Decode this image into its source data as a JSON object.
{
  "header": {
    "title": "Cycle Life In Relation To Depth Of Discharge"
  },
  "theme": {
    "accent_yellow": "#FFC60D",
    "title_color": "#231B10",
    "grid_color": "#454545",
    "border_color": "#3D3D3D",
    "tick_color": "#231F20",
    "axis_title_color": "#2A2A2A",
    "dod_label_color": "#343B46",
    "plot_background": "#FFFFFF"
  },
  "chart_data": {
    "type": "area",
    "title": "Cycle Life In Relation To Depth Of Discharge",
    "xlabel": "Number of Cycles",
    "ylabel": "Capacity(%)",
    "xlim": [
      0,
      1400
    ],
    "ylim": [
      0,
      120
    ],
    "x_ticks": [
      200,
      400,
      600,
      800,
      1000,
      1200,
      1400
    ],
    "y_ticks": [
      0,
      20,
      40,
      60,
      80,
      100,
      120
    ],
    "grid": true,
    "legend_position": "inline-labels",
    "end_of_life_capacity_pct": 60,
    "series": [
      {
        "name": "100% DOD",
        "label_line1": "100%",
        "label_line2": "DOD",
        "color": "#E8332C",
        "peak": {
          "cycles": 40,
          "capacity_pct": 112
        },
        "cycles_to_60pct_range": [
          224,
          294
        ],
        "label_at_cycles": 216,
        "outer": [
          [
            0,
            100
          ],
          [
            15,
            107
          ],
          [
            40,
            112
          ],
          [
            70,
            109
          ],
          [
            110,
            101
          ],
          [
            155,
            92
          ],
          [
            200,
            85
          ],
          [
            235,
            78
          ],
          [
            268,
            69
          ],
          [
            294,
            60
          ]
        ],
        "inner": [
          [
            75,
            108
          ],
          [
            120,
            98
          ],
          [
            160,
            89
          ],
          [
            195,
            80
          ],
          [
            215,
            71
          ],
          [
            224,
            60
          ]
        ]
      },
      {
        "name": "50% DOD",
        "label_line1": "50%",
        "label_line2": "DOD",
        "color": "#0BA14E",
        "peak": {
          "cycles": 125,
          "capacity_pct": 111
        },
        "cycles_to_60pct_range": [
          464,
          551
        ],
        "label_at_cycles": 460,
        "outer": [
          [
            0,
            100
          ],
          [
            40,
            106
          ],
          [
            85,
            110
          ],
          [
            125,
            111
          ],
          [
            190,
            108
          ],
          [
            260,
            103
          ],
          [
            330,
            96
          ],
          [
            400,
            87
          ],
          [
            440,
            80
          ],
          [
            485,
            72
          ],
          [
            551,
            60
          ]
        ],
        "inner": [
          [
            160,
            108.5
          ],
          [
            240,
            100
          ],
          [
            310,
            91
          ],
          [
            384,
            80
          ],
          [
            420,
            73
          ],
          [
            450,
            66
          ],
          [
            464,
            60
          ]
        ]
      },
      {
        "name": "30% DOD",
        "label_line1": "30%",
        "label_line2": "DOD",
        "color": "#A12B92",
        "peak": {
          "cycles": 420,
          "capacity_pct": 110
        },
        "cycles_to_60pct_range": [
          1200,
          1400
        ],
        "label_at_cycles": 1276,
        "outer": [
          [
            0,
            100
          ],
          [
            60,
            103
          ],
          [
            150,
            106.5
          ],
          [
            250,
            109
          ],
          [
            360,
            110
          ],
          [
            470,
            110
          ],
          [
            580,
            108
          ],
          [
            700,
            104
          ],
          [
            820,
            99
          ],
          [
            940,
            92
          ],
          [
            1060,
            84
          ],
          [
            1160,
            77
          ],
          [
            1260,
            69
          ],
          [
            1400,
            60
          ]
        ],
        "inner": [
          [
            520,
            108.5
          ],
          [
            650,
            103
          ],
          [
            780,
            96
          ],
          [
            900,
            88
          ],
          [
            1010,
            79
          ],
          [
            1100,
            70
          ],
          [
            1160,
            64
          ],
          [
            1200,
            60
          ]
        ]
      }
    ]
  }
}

=====

THE PROBLEM:
Exactly as written above, please repeat the entries.

ANSWER BELOW:
Decode this image into its source data as a JSON object.
{
  "header": {
    "title": "Cycle Life In Relation To Depth Of Discharge"
  },
  "theme": {
    "accent_yellow": "#FFC60D",
    "title_color": "#231B10",
    "grid_color": "#454545",
    "border_color": "#3D3D3D",
    "tick_color": "#231F20",
    "axis_title_color": "#2A2A2A",
    "dod_label_color": "#343B46",
    "plot_background": "#FFFFFF"
  },
  "chart_data": {
    "type": "area",
    "title": "Cycle Life In Relation To Depth Of Discharge",
    "xlabel": "Number of Cycles",
    "ylabel": "Capacity(%)",
    "xlim": [
      0,
      1400
    ],
    "ylim": [
      0,
      120
    ],
    "x_ticks": [
      200,
      400,
      600,
      800,
      1000,
      1200,
      1400
    ],
    "y_ticks": [
      0,
      20,
      40,
      60,
      80,
      100,
      120
    ],
    "grid": true,
    "legend_position": "inline-labels",
    "end_of_life_capacity_pct": 60,
    "series": [
      {
        "name": "100% DOD",
        "label_line1": "100%",
        "label_line2": "DOD",
        "color": "#E8332C",
        "peak": {
          "cycles": 40,
          "capacity_pct": 112
        },
        "cycles_to_60pct_range": [
          224,
          294
        ],
        "label_at_cycles": 216,
        "outer": [
          [
            0,
            100
          ],
          [
            15,
            107
          ],
          [
            40,
            112
          ],
          [
            70,
            109
          ],
          [
            110,
            101
          ],
          [
            155,
            92
          ],
          [
            200,
            85
          ],
          [
            235,
            78
          ],
          [
            268,
            69
          ],
          [
            294,
            60
          ]
        ],
        "inner": [
          [
            75,
            108
          ],
          [
            120,
            98
          ],
          [
            160,
            89
          ],
          [
            195,
            80
          ],
          [
            215,
            71
          ],
          [
            224,
            60
          ]
        ]
      },
      {
        "name": "50% DOD",
        "label_line1": "50%",
        "label_line2": "DOD",
        "color": "#0BA14E",
        "peak": {
          "cycles": 125,
          "capacity_pct": 111
        },
        "cycles_to_60pct_range": [
          464,
          551
        ],
        "label_at_cycles": 460,
        "outer": [
          [
            0,
            100
          ],
          [
            40,
            106
          ],
          [
            85,
            110
          ],
          [
            125,
            111
          ],
          [
            190,
            108
          ],
          [
            260,
            103
          ],
          [
            330,
            96
          ],
          [
            400,
            87
          ],
          [
            440,
            80
          ],
          [
            485,
            72
          ],
          [
            551,
            60
          ]
        ],
        "inner": [
          [
            160,
            108.5
          ],
          [
            240,
            100
          ],
          [
            310,
            91
          ],
          [
            384,
            80
          ],
          [
            420,
            73
          ],
          [
            450,
            66
          ],
          [
            464,
            60
          ]
        ]
      },
      {
        "name": "30% DOD",
        "label_line1": "30%",
        "label_line2": "DOD",
        "color": "#A12B92",
        "peak": {
          "cycles": 420,
          "capacity_pct": 110
        },
        "cycles_to_60pct_range": [
          1200,
          1400
        ],
        "label_at_cycles": 1276,
        "outer": [
          [
            0,
            100
          ],
          [
            60,
            103
          ],
          [
            150,
            106.5
          ],
          [
            250,
            109
          ],
          [
            360,
            110
          ],
          [
            470,
            110
          ],
          [
            580,
            108
          ],
          [
            700,
            104
          ],
          [
            820,
            99
          ],
          [
            940,
            92
          ],
          [
            1060,
            84
          ],
          [
            1160,
            77
          ],
          [
            1260,
            69
          ],
          [
            1400,
            60
          ]
        ],
        "inner": [
          [
            520,
            108.5
          ],
          [
            650,
            103
          ],
          [
            780,
            96
          ],
          [
            900,
            88
          ],
          [
            1010,
            79
          ],
          [
            1100,
            70
          ],
          [
            1160,
            64
          ],
          [
            1200,
            60
          ]
        ]
      }
    ]
  }
}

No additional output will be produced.